■ Directions for this task ■
Search the data for the string "moisture" and gather each line it is in.

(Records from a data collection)
──────────

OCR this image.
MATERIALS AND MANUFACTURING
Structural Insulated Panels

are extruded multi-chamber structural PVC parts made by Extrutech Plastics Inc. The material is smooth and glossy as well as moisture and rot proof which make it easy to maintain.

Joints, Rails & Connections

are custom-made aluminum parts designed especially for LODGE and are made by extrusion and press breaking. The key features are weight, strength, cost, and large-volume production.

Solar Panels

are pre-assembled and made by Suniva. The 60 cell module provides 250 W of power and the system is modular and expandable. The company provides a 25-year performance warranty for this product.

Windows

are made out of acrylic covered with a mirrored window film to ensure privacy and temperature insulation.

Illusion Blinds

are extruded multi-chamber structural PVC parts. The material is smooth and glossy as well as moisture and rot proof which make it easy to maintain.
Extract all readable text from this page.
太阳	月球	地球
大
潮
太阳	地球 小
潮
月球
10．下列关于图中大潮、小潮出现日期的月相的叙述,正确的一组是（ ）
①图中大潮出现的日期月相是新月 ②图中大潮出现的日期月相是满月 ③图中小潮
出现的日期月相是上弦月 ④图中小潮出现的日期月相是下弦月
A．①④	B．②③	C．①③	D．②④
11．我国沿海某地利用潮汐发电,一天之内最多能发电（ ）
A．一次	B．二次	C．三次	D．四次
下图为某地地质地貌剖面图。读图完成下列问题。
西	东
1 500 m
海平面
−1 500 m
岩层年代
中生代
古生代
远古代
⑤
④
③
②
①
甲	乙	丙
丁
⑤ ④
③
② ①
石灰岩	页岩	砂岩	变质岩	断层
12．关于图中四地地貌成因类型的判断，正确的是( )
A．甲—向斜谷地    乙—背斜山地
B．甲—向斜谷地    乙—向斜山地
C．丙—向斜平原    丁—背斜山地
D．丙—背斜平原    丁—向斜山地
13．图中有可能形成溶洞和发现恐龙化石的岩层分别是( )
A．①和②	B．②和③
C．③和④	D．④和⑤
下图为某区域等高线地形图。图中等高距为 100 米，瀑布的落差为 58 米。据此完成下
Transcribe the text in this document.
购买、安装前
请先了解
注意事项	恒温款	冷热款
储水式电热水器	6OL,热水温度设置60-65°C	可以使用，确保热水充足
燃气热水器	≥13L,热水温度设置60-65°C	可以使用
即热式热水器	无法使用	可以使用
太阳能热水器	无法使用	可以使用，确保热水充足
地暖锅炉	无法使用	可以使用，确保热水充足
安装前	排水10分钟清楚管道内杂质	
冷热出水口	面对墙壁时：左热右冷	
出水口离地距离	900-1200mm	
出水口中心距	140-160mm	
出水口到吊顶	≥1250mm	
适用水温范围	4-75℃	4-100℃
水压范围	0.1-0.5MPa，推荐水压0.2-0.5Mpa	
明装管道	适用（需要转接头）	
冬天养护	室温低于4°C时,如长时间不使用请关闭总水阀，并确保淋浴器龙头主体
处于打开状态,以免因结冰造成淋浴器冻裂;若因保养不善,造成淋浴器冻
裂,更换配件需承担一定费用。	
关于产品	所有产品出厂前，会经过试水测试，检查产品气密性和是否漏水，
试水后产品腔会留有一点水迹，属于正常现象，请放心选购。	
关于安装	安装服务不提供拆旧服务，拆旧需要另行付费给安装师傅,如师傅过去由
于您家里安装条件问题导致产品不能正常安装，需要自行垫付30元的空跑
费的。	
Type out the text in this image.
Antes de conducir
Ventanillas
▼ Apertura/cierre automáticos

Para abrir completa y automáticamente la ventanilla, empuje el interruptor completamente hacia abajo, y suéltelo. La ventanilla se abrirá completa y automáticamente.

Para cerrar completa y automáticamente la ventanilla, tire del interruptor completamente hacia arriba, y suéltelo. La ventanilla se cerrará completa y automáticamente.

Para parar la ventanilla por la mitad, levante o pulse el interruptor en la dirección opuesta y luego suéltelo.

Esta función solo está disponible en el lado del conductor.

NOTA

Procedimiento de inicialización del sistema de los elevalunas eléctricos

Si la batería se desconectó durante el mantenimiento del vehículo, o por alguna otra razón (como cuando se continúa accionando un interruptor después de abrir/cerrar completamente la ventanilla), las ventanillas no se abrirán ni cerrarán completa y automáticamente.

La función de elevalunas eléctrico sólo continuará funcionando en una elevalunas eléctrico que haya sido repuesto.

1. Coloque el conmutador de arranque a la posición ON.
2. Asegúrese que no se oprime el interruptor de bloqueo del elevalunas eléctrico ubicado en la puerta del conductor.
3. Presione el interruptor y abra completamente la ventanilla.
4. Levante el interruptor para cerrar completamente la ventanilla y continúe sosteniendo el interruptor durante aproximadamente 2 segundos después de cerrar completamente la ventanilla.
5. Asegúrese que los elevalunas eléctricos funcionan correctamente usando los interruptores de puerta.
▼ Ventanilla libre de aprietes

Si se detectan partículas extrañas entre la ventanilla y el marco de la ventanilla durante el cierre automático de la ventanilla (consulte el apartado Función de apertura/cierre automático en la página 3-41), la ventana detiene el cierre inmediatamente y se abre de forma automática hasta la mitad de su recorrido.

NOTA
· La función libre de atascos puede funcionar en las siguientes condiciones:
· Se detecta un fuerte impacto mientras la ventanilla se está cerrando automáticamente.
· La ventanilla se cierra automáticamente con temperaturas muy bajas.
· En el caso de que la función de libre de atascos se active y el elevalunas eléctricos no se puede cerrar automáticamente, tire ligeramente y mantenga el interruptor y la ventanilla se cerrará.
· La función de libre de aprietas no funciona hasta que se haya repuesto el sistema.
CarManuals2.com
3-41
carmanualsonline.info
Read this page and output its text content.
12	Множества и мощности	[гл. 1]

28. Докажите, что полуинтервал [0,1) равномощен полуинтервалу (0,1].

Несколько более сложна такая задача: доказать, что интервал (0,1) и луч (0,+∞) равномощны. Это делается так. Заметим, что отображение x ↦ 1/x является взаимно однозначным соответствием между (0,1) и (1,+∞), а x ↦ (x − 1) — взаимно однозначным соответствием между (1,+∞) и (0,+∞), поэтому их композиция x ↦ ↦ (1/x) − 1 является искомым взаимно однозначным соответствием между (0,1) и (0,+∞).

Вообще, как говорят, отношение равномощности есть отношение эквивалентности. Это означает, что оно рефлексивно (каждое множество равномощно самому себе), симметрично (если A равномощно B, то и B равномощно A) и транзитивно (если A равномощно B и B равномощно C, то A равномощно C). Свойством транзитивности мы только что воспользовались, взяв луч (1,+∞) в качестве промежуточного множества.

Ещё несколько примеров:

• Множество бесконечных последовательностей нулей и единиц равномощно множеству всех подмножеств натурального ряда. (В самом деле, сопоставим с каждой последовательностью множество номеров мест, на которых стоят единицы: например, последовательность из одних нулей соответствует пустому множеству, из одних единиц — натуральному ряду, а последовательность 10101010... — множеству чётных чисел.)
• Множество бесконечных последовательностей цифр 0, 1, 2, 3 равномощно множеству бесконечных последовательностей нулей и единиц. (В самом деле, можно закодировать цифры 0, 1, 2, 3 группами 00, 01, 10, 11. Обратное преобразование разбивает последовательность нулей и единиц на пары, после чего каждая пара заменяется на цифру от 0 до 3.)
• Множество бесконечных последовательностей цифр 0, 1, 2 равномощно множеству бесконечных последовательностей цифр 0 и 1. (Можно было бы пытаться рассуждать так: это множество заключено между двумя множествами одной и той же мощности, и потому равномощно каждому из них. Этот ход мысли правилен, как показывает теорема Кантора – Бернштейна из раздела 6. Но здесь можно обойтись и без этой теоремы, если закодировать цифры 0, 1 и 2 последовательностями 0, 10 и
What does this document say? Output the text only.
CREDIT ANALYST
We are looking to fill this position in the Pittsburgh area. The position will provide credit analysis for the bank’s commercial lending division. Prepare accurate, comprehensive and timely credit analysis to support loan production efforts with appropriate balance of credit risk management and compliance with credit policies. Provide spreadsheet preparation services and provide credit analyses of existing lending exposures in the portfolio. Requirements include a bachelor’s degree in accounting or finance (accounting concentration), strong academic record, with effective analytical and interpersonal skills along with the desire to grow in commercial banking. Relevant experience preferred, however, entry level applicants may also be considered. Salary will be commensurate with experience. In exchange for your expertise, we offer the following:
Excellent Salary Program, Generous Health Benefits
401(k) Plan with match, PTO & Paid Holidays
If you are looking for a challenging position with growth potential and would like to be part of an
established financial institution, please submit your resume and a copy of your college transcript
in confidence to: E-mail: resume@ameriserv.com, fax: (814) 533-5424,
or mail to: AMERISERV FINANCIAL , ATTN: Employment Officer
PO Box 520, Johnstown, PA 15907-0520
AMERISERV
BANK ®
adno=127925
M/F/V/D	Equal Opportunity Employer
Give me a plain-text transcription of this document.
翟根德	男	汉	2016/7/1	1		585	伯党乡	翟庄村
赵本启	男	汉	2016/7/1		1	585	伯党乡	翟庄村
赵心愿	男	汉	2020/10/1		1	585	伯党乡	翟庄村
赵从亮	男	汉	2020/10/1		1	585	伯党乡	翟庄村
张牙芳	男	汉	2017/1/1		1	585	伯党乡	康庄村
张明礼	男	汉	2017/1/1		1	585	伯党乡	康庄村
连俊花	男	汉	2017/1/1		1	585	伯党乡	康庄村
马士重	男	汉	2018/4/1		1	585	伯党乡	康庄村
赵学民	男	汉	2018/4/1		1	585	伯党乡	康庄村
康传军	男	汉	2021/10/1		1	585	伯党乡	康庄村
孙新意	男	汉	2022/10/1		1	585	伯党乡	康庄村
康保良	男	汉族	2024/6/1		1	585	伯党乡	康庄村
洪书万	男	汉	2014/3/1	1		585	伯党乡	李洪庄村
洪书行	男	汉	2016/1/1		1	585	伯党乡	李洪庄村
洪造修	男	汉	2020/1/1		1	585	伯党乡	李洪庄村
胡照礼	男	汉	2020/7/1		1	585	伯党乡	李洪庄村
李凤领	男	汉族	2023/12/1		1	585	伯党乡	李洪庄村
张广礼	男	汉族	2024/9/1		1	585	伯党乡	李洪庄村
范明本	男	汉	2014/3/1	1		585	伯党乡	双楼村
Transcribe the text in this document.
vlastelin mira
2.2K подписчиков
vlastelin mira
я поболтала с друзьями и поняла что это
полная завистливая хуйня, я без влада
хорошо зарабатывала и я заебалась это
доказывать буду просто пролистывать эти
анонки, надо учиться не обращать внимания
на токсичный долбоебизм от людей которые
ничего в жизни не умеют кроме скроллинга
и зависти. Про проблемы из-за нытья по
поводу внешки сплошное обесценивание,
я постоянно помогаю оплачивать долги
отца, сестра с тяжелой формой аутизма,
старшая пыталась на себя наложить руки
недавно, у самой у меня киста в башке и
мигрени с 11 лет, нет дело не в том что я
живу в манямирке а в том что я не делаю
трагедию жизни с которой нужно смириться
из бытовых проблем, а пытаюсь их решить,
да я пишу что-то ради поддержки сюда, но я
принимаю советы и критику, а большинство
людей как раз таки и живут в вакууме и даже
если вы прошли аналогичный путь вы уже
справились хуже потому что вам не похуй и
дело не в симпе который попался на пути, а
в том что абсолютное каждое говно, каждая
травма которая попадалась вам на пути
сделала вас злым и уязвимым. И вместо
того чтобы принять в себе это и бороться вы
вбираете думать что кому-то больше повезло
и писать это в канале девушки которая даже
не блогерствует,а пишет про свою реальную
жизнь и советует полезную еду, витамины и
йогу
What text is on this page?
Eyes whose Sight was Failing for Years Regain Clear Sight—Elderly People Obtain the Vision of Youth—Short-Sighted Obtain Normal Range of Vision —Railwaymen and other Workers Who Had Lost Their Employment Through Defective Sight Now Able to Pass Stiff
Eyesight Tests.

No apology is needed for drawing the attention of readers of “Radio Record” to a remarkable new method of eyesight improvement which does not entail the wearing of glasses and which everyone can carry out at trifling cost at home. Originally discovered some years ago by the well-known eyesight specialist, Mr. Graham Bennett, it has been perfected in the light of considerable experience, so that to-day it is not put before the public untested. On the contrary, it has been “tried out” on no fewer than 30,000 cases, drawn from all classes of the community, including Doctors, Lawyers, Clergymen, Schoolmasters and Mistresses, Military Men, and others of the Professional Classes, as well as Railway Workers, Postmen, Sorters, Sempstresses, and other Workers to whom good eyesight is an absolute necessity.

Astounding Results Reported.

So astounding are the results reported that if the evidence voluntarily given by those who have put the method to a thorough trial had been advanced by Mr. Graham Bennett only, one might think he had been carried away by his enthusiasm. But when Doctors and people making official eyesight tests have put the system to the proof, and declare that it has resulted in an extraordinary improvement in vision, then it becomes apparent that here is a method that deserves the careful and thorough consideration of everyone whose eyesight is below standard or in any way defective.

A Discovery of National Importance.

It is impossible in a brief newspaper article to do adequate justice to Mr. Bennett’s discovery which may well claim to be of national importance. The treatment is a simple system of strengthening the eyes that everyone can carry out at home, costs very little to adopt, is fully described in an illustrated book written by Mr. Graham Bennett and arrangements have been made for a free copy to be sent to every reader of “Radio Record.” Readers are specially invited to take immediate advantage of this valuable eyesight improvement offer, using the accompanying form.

──────────

■ Correct response ■
are extruded multi-chamber structural PVC parts made by Extrutech Plastics Inc. The material is smooth and glossy as well as moisture and rot proof which make it easy to maintain.
are extruded multi-chamber structural PVC parts. The material is smooth and glossy as well as moisture and rot proof which make it easy to maintain.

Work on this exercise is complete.